### Input rows
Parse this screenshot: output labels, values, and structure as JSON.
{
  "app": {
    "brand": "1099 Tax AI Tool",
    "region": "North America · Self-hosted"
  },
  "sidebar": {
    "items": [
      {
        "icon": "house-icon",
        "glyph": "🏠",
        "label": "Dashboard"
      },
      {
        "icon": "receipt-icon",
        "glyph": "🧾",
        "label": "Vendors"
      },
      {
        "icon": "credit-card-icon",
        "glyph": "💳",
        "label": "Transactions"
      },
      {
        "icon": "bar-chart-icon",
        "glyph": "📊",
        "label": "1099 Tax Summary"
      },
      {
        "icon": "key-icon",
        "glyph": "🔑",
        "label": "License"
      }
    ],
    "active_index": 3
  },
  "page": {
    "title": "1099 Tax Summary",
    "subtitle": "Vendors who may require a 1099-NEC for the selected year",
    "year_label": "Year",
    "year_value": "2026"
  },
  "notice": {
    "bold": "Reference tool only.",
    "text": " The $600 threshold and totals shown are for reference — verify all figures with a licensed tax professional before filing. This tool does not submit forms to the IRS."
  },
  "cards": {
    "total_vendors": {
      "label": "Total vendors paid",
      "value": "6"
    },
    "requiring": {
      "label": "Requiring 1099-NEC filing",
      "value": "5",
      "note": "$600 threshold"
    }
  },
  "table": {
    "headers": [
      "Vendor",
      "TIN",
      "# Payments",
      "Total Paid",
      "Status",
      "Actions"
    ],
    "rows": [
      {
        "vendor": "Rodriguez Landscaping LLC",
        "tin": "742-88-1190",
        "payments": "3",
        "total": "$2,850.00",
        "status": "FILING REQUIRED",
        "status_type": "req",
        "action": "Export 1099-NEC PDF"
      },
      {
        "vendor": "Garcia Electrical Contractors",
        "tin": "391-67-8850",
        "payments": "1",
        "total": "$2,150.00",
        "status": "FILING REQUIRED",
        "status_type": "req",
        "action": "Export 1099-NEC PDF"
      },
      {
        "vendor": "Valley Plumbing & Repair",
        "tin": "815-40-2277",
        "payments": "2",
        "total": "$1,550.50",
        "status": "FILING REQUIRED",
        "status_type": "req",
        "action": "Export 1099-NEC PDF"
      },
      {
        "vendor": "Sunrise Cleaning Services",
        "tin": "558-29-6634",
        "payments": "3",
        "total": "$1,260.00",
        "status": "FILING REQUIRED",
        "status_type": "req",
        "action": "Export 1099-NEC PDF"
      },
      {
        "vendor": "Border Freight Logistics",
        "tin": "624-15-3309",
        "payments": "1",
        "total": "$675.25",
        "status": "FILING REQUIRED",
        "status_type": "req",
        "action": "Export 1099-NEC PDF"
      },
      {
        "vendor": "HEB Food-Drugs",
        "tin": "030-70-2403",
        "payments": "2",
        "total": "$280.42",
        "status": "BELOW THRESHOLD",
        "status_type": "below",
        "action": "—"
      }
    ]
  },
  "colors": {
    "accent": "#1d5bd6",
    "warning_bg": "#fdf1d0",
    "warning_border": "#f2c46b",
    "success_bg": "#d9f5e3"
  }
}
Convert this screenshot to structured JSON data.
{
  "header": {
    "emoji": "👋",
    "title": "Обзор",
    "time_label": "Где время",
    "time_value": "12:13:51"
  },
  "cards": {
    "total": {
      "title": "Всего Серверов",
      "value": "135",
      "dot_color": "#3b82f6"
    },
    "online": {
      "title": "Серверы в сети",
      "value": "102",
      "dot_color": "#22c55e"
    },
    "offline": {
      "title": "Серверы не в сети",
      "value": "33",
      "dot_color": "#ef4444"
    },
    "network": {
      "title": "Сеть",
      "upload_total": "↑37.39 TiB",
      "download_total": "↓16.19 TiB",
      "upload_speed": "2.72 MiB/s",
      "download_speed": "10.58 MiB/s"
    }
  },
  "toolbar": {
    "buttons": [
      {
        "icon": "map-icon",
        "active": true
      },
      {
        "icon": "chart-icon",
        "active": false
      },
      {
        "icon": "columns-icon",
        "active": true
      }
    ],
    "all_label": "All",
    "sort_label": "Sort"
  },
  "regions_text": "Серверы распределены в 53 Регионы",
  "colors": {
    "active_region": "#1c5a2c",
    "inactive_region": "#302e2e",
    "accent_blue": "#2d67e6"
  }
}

### Job
Each line of the listing should be echoed back exactly.

### Solution below
Parse this screenshot: output labels, values, and structure as JSON.
{
  "app": {
    "brand": "1099 Tax AI Tool",
    "region": "North America · Self-hosted"
  },
  "sidebar": {
    "items": [
      {
        "icon": "house-icon",
        "glyph": "🏠",
        "label": "Dashboard"
      },
      {
        "icon": "receipt-icon",
        "glyph": "🧾",
        "label": "Vendors"
      },
      {
        "icon": "credit-card-icon",
        "glyph": "💳",
        "label": "Transactions"
      },
      {
        "icon": "bar-chart-icon",
        "glyph": "📊",
        "label": "1099 Tax Summary"
      },
      {
        "icon": "key-icon",
        "glyph": "🔑",
        "label": "License"
      }
    ],
    "active_index": 3
  },
  "page": {
    "title": "1099 Tax Summary",
    "subtitle": "Vendors who may require a 1099-NEC for the selected year",
    "year_label": "Year",
    "year_value": "2026"
  },
  "notice": {
    "bold": "Reference tool only.",
    "text": " The $600 threshold and totals shown are for reference — verify all figures with a licensed tax professional before filing. This tool does not submit forms to the IRS."
  },
  "cards": {
    "total_vendors": {
      "label": "Total vendors paid",
      "value": "6"
    },
    "requiring": {
      "label": "Requiring 1099-NEC filing",
      "value": "5",
      "note": "$600 threshold"
    }
  },
  "table": {
    "headers": [
      "Vendor",
      "TIN",
      "# Payments",
      "Total Paid",
      "Status",
      "Actions"
    ],
    "rows": [
      {
        "vendor": "Rodriguez Landscaping LLC",
        "tin": "742-88-1190",
        "payments": "3",
        "total": "$2,850.00",
        "status": "FILING REQUIRED",
        "status_type": "req",
        "action": "Export 1099-NEC PDF"
      },
      {
        "vendor": "Garcia Electrical Contractors",
        "tin": "391-67-8850",
        "payments": "1",
        "total": "$2,150.00",
        "status": "FILING REQUIRED",
        "status_type": "req",
        "action": "Export 1099-NEC PDF"
      },
      {
        "vendor": "Valley Plumbing & Repair",
        "tin": "815-40-2277",
        "payments": "2",
        "total": "$1,550.50",
        "status": "FILING REQUIRED",
        "status_type": "req",
        "action": "Export 1099-NEC PDF"
      },
      {
        "vendor": "Sunrise Cleaning Services",
        "tin": "558-29-6634",
        "payments": "3",
        "total": "$1,260.00",
        "status": "FILING REQUIRED",
        "status_type": "req",
        "action": "Export 1099-NEC PDF"
      },
      {
        "vendor": "Border Freight Logistics",
        "tin": "624-15-3309",
        "payments": "1",
        "total": "$675.25",
        "status": "FILING REQUIRED",
        "status_type": "req",
        "action": "Export 1099-NEC PDF"
      },
      {
        "vendor": "HEB Food-Drugs",
        "tin": "030-70-2403",
        "payments": "2",
        "total": "$280.42",
        "status": "BELOW THRESHOLD",
        "status_type": "below",
        "action": "—"
      }
    ]
  },
  "colors": {
    "accent": "#1d5bd6",
    "warning_bg": "#fdf1d0",
    "warning_border": "#f2c46b",
    "success_bg": "#d9f5e3"
  }
}
Convert this screenshot to structured JSON data.
{
  "header": {
    "emoji": "👋",
    "title": "Обзор",
    "time_label": "Где время",
    "time_value": "12:13:51"
  },
  "cards": {
    "total": {
      "title": "Всего Серверов",
      "value": "135",
      "dot_color": "#3b82f6"
    },
    "online": {
      "title": "Серверы в сети",
      "value": "102",
      "dot_color": "#22c55e"
    },
    "offline": {
      "title": "Серверы не в сети",
      "value": "33",
      "dot_color": "#ef4444"
    },
    "network": {
      "title": "Сеть",
      "upload_total": "↑37.39 TiB",
      "download_total": "↓16.19 TiB",
      "upload_speed": "2.72 MiB/s",
      "download_speed": "10.58 MiB/s"
    }
  },
  "toolbar": {
    "buttons": [
      {
        "icon": "map-icon",
        "active": true
      },
      {
        "icon": "chart-icon",
        "active": false
      },
      {
        "icon": "columns-icon",
        "active": true
      }
    ],
    "all_label": "All",
    "sort_label": "Sort"
  },
  "regions_text": "Серверы распределены в 53 Регионы",
  "colors": {
    "active_region": "#1c5a2c",
    "inactive_region": "#302e2e",
    "accent_blue": "#2d67e6"
  }
}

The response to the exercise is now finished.